--- START ---

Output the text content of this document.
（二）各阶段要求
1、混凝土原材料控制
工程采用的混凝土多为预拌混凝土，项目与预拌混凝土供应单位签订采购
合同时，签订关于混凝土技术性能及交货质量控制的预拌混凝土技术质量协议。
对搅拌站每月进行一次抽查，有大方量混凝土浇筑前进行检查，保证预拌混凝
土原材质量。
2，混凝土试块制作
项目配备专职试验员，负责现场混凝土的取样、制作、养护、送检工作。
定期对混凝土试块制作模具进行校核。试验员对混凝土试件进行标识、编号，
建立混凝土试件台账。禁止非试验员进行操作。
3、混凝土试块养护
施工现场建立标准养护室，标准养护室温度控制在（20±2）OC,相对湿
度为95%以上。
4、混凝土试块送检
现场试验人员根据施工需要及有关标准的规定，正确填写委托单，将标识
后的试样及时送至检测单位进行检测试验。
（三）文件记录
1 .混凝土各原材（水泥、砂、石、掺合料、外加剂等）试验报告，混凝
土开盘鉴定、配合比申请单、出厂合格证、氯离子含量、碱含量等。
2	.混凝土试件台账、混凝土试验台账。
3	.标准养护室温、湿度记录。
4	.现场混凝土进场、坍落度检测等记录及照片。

--- END ---

> Task details:
Repeat the material in full, exactly as it stands.

> Task response:
Output the text content of this document.
（二）各阶段要求
1、混凝土原材料控制
工程采用的混凝土多为预拌混凝土，项目与预拌混凝土供应单位签订采购
合同时，签订关于混凝土技术性能及交货质量控制的预拌混凝土技术质量协议。
对搅拌站每月进行一次抽查，有大方量混凝土浇筑前进行检查，保证预拌混凝
土原材质量。
2，混凝土试块制作
项目配备专职试验员，负责现场混凝土的取样、制作、养护、送检工作。
定期对混凝土试块制作模具进行校核。试验员对混凝土试件进行标识、编号，
建立混凝土试件台账。禁止非试验员进行操作。
3、混凝土试块养护
施工现场建立标准养护室，标准养护室温度控制在（20±2）OC,相对湿
度为95%以上。
4、混凝土试块送检
现场试验人员根据施工需要及有关标准的规定，正确填写委托单，将标识
后的试样及时送至检测单位进行检测试验。
（三）文件记录
1 .混凝土各原材（水泥、砂、石、掺合料、外加剂等）试验报告，混凝
土开盘鉴定、配合比申请单、出厂合格证、氯离子含量、碱含量等。
2	.混凝土试件台账、混凝土试验台账。
3	.标准养护室温、湿度记录。
4	.现场混凝土进场、坍落度检测等记录及照片。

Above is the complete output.